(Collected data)
##############################

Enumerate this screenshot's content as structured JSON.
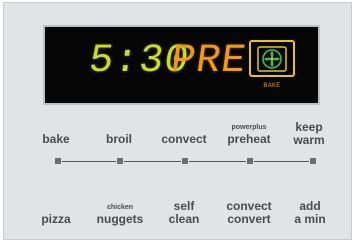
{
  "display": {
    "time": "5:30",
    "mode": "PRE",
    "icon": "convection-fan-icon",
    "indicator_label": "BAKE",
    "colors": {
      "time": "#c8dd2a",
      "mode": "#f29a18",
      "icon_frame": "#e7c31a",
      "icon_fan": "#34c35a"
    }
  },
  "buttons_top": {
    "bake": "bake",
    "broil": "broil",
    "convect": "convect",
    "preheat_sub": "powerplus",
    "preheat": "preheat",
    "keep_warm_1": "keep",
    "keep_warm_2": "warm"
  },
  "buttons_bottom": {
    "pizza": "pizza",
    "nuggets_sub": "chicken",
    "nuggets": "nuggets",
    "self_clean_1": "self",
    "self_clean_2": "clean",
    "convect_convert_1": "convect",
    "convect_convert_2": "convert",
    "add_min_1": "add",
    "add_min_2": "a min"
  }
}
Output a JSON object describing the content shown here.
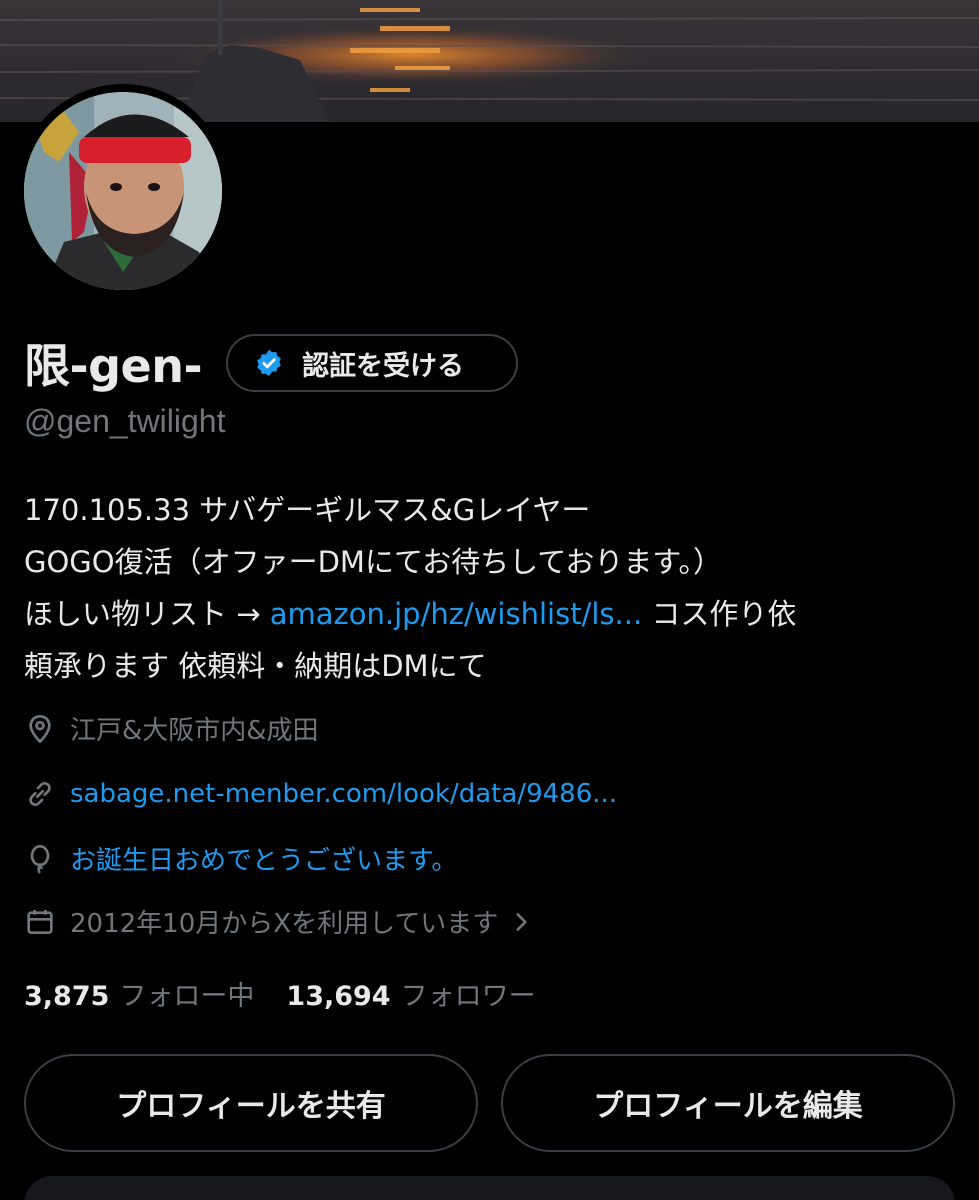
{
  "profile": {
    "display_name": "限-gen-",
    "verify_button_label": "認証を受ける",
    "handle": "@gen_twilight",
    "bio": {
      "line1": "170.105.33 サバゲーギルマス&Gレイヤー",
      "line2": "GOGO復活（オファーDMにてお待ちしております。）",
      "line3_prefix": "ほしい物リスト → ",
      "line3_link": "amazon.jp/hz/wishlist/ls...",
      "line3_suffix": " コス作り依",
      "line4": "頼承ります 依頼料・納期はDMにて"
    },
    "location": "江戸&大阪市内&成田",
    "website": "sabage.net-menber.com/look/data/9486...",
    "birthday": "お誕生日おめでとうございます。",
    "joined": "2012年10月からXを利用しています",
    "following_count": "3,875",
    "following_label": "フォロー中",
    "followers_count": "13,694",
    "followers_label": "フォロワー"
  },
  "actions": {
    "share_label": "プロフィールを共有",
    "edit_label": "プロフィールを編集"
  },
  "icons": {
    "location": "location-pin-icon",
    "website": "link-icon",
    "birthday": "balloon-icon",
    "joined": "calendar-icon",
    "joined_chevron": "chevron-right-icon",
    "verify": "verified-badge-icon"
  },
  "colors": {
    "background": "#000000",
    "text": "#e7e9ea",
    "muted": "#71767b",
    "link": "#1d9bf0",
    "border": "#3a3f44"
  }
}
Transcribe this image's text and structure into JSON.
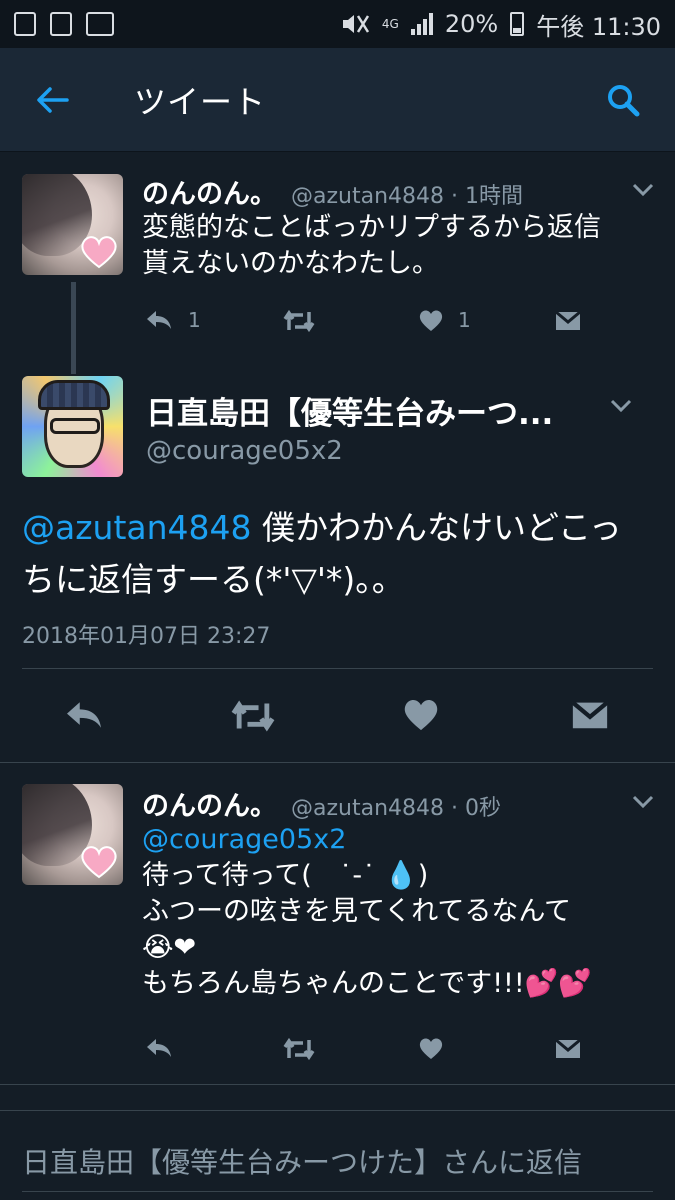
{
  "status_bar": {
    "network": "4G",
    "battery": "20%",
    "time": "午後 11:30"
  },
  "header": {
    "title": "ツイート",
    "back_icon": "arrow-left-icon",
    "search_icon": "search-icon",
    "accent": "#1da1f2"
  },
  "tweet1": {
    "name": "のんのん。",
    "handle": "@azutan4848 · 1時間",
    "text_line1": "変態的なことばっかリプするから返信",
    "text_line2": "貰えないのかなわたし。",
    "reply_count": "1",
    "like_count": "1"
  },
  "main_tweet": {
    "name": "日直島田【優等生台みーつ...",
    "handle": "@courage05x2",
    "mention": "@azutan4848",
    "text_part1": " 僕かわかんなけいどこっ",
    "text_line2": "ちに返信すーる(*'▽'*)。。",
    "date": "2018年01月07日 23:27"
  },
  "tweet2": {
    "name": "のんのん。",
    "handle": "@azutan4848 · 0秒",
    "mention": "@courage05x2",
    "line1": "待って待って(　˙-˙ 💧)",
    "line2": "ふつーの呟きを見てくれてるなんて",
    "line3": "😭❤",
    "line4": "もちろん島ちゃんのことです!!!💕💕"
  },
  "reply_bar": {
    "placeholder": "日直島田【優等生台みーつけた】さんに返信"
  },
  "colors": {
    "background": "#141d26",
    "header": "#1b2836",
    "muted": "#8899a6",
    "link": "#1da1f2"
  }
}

##############################

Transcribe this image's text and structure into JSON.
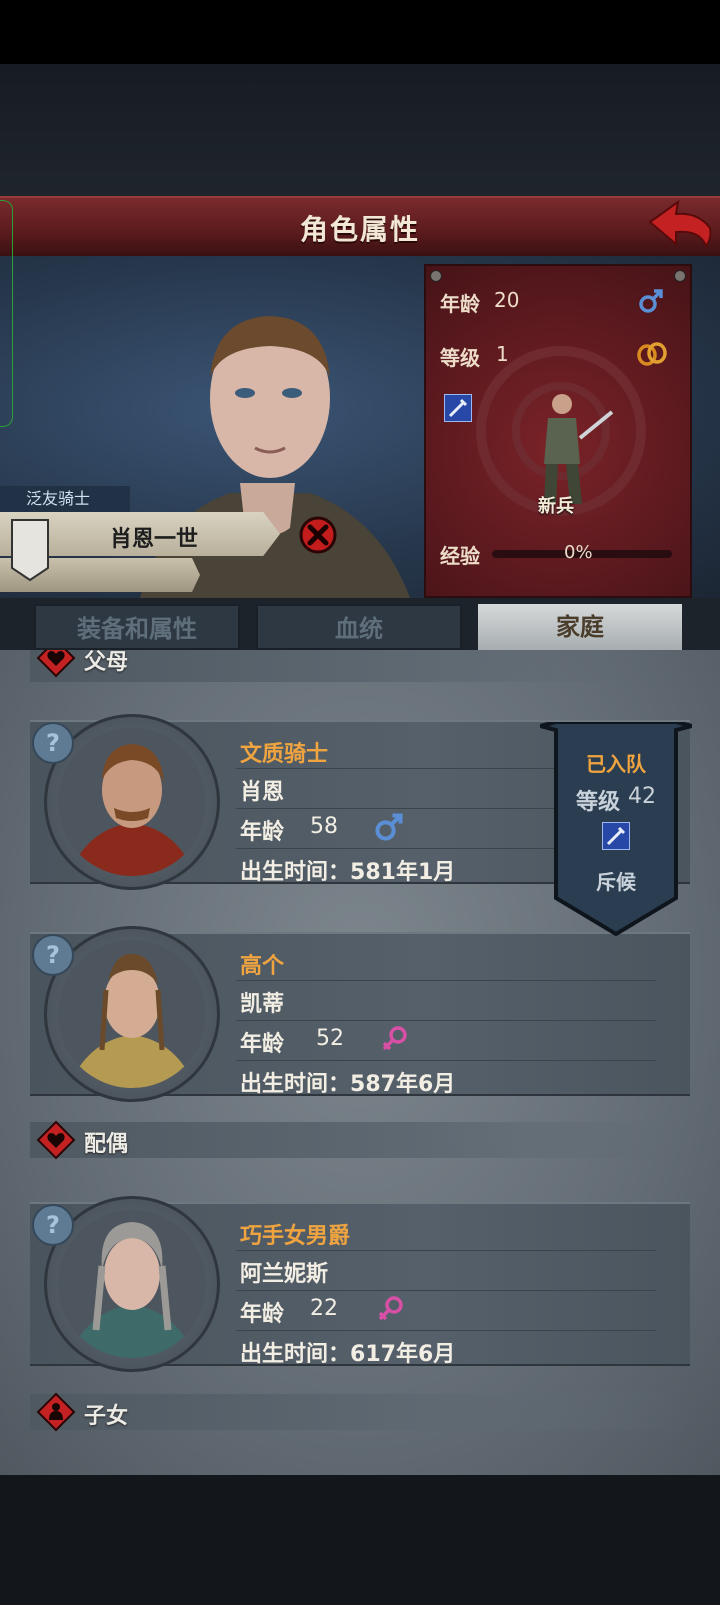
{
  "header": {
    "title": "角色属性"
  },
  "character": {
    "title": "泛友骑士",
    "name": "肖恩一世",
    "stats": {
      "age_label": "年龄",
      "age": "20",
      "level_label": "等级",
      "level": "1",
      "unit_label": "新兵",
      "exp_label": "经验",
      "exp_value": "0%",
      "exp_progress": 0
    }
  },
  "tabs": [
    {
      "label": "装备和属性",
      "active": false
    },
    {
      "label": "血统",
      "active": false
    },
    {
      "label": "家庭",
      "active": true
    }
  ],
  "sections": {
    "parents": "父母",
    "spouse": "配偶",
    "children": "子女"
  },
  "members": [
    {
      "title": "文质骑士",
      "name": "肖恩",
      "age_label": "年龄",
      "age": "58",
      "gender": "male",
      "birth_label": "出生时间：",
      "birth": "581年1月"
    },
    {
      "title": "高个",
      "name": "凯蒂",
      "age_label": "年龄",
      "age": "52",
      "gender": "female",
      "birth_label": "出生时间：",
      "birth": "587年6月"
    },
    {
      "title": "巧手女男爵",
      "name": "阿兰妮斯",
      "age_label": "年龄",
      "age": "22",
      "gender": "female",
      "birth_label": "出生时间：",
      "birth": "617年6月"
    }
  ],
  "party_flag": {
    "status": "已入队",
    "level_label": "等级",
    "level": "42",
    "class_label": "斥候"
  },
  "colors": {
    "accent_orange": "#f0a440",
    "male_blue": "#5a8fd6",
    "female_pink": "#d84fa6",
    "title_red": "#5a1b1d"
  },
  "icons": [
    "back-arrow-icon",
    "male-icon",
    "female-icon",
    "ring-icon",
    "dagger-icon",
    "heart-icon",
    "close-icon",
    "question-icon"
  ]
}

##############################

» **Requirement**: From the data, list each line in which the string "mention" appears.

» **Exercise solution**:
    "mention": "@azutan4848",
    "mention": "@courage05x2",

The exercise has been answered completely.